→ GIVEN RECORDS
::::
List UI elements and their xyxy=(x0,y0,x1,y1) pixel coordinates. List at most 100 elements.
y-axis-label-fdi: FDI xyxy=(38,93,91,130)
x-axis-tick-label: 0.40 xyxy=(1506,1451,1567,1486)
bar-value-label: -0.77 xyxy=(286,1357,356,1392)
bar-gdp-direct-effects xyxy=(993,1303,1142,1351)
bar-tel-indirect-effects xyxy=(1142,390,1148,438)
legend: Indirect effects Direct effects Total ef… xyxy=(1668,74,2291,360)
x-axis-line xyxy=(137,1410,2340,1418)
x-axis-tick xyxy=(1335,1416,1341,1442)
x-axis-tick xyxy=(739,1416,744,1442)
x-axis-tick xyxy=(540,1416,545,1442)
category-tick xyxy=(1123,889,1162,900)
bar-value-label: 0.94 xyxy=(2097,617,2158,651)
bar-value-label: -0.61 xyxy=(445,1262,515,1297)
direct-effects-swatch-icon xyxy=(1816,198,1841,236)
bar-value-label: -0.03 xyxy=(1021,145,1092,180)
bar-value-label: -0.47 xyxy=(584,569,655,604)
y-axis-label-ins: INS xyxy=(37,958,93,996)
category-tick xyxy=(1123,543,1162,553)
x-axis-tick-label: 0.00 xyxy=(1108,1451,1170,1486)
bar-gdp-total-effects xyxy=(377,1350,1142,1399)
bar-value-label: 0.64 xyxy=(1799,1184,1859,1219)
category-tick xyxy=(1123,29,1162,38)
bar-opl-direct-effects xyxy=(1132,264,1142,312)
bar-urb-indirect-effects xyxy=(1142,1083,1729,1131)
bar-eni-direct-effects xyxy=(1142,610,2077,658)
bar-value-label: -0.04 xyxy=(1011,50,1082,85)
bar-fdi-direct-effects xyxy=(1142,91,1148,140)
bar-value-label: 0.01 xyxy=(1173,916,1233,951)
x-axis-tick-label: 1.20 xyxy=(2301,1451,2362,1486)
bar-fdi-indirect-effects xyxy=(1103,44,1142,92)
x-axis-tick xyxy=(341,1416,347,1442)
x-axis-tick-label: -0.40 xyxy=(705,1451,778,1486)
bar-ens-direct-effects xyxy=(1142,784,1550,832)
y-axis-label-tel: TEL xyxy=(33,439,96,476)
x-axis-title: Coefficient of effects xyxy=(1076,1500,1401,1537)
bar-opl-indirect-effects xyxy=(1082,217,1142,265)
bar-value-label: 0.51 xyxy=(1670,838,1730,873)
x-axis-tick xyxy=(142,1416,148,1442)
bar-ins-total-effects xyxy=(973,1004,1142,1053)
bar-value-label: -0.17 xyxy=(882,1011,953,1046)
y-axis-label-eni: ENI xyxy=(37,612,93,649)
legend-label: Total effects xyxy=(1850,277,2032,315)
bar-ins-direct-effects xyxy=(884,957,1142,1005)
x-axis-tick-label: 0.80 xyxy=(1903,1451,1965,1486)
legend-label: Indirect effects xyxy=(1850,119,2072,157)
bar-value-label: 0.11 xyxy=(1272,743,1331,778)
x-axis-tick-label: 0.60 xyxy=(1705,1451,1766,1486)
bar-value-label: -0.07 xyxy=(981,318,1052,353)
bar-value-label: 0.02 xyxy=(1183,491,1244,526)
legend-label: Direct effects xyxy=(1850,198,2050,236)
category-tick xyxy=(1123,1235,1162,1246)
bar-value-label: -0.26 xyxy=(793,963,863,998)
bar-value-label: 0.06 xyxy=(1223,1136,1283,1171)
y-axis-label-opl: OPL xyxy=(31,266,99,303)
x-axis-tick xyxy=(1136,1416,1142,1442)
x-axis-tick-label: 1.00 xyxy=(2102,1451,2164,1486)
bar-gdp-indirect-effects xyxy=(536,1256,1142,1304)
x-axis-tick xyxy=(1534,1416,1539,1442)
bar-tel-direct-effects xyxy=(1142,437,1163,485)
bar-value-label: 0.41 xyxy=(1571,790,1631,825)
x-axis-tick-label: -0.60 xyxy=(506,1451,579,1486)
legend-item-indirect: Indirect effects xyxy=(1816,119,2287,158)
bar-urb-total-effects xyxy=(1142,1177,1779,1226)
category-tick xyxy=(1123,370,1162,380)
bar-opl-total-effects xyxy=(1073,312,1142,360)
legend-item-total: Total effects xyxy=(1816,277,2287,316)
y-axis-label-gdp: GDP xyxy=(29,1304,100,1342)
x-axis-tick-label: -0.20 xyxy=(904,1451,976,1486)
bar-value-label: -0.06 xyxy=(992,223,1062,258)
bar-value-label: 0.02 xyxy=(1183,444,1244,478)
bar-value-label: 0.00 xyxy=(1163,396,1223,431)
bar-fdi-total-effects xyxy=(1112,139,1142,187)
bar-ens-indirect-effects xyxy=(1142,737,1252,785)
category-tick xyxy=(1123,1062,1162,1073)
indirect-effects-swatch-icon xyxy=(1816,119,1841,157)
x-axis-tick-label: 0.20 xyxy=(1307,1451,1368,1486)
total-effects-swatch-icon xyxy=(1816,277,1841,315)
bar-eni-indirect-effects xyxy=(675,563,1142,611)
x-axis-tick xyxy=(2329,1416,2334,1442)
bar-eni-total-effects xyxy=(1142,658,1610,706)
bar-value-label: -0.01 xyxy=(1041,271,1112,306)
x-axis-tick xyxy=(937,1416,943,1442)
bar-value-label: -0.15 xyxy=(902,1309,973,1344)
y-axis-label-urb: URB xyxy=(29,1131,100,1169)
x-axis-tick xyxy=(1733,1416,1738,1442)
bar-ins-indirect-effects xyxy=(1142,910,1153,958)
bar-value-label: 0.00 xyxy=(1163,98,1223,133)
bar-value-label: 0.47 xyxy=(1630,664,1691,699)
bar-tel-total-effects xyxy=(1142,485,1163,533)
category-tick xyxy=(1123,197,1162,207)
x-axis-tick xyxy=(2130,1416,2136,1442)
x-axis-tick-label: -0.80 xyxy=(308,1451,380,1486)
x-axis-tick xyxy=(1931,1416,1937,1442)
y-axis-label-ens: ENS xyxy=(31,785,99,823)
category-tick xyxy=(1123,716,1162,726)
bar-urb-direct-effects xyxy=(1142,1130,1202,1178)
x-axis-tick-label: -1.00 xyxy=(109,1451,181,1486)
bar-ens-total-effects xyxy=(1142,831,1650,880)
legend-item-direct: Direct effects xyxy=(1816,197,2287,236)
::::
→ WHAT IS ASKED
Copy the item above line for line, keeping every character unchanged.

→ OUTPUT FOR THIS EXERCISE
List UI elements and their xyxy=(x0,y0,x1,y1) pixel coordinates. List at most 100 elements.
y-axis-label-fdi: FDI xyxy=(38,93,91,130)
x-axis-tick-label: 0.40 xyxy=(1506,1451,1567,1486)
bar-value-label: -0.77 xyxy=(286,1357,356,1392)
bar-gdp-direct-effects xyxy=(993,1303,1142,1351)
bar-tel-indirect-effects xyxy=(1142,390,1148,438)
legend: Indirect effects Direct effects Total ef… xyxy=(1668,74,2291,360)
x-axis-line xyxy=(137,1410,2340,1418)
x-axis-tick xyxy=(1335,1416,1341,1442)
x-axis-tick xyxy=(739,1416,744,1442)
x-axis-tick xyxy=(540,1416,545,1442)
category-tick xyxy=(1123,889,1162,900)
bar-value-label: 0.94 xyxy=(2097,617,2158,651)
bar-value-label: -0.61 xyxy=(445,1262,515,1297)
direct-effects-swatch-icon xyxy=(1816,198,1841,236)
bar-value-label: -0.03 xyxy=(1021,145,1092,180)
bar-value-label: -0.47 xyxy=(584,569,655,604)
y-axis-label-ins: INS xyxy=(37,958,93,996)
category-tick xyxy=(1123,543,1162,553)
x-axis-tick-label: 0.00 xyxy=(1108,1451,1170,1486)
bar-gdp-total-effects xyxy=(377,1350,1142,1399)
bar-value-label: 0.64 xyxy=(1799,1184,1859,1219)
category-tick xyxy=(1123,29,1162,38)
bar-opl-direct-effects xyxy=(1132,264,1142,312)
bar-urb-indirect-effects xyxy=(1142,1083,1729,1131)
bar-eni-direct-effects xyxy=(1142,610,2077,658)
bar-value-label: -0.04 xyxy=(1011,50,1082,85)
bar-fdi-direct-effects xyxy=(1142,91,1148,140)
bar-value-label: 0.01 xyxy=(1173,916,1233,951)
x-axis-tick-label: 1.20 xyxy=(2301,1451,2362,1486)
bar-fdi-indirect-effects xyxy=(1103,44,1142,92)
x-axis-tick xyxy=(341,1416,347,1442)
x-axis-tick-label: -0.40 xyxy=(705,1451,778,1486)
bar-ens-direct-effects xyxy=(1142,784,1550,832)
y-axis-label-tel: TEL xyxy=(33,439,96,476)
x-axis-title: Coefficient of effects xyxy=(1076,1500,1401,1537)
bar-opl-indirect-effects xyxy=(1082,217,1142,265)
bar-value-label: 0.51 xyxy=(1670,838,1730,873)
x-axis-tick xyxy=(142,1416,148,1442)
bar-ins-total-effects xyxy=(973,1004,1142,1053)
bar-value-label: -0.17 xyxy=(882,1011,953,1046)
y-axis-label-eni: ENI xyxy=(37,612,93,649)
legend-label: Total effects xyxy=(1850,277,2032,315)
bar-ins-direct-effects xyxy=(884,957,1142,1005)
x-axis-tick-label: 0.80 xyxy=(1903,1451,1965,1486)
legend-label: Indirect effects xyxy=(1850,119,2072,157)
bar-value-label: 0.11 xyxy=(1272,743,1331,778)
x-axis-tick-label: 0.60 xyxy=(1705,1451,1766,1486)
bar-value-label: -0.07 xyxy=(981,318,1052,353)
bar-value-label: 0.02 xyxy=(1183,491,1244,526)
legend-label: Direct effects xyxy=(1850,198,2050,236)
category-tick xyxy=(1123,1235,1162,1246)
bar-value-label: -0.26 xyxy=(793,963,863,998)
bar-value-label: 0.06 xyxy=(1223,1136,1283,1171)
y-axis-label-opl: OPL xyxy=(31,266,99,303)
x-axis-tick xyxy=(1136,1416,1142,1442)
x-axis-tick-label: 1.00 xyxy=(2102,1451,2164,1486)
bar-gdp-indirect-effects xyxy=(536,1256,1142,1304)
x-axis-tick xyxy=(1534,1416,1539,1442)
bar-tel-direct-effects xyxy=(1142,437,1163,485)
bar-value-label: 0.41 xyxy=(1571,790,1631,825)
x-axis-tick-label: -0.60 xyxy=(506,1451,579,1486)
legend-item-indirect: Indirect effects xyxy=(1816,119,2287,158)
bar-urb-total-effects xyxy=(1142,1177,1779,1226)
category-tick xyxy=(1123,370,1162,380)
bar-opl-total-effects xyxy=(1073,312,1142,360)
legend-item-total: Total effects xyxy=(1816,277,2287,316)
y-axis-label-gdp: GDP xyxy=(29,1304,100,1342)
x-axis-tick-label: -0.20 xyxy=(904,1451,976,1486)
bar-value-label: -0.06 xyxy=(992,223,1062,258)
bar-value-label: 0.02 xyxy=(1183,444,1244,478)
bar-value-label: 0.00 xyxy=(1163,396,1223,431)
bar-fdi-total-effects xyxy=(1112,139,1142,187)
bar-ens-indirect-effects xyxy=(1142,737,1252,785)
category-tick xyxy=(1123,1062,1162,1073)
indirect-effects-swatch-icon xyxy=(1816,119,1841,157)
x-axis-tick-label: 0.20 xyxy=(1307,1451,1368,1486)
total-effects-swatch-icon xyxy=(1816,277,1841,315)
bar-eni-indirect-effects xyxy=(675,563,1142,611)
x-axis-tick xyxy=(2329,1416,2334,1442)
bar-eni-total-effects xyxy=(1142,658,1610,706)
bar-value-label: -0.01 xyxy=(1041,271,1112,306)
x-axis-tick xyxy=(937,1416,943,1442)
bar-value-label: -0.15 xyxy=(902,1309,973,1344)
y-axis-label-urb: URB xyxy=(29,1131,100,1169)
x-axis-tick xyxy=(1733,1416,1738,1442)
bar-ins-indirect-effects xyxy=(1142,910,1153,958)
bar-value-label: 0.00 xyxy=(1163,98,1223,133)
bar-value-label: 0.47 xyxy=(1630,664,1691,699)
bar-tel-total-effects xyxy=(1142,485,1163,533)
category-tick xyxy=(1123,197,1162,207)
x-axis-tick xyxy=(2130,1416,2136,1442)
x-axis-tick-label: -0.80 xyxy=(308,1451,380,1486)
x-axis-tick xyxy=(1931,1416,1937,1442)
y-axis-label-ens: ENS xyxy=(31,785,99,823)
category-tick xyxy=(1123,716,1162,726)
bar-urb-direct-effects xyxy=(1142,1130,1202,1178)
x-axis-tick-label: -1.00 xyxy=(109,1451,181,1486)
bar-ens-total-effects xyxy=(1142,831,1650,880)
legend-item-direct: Direct effects xyxy=(1816,197,2287,236)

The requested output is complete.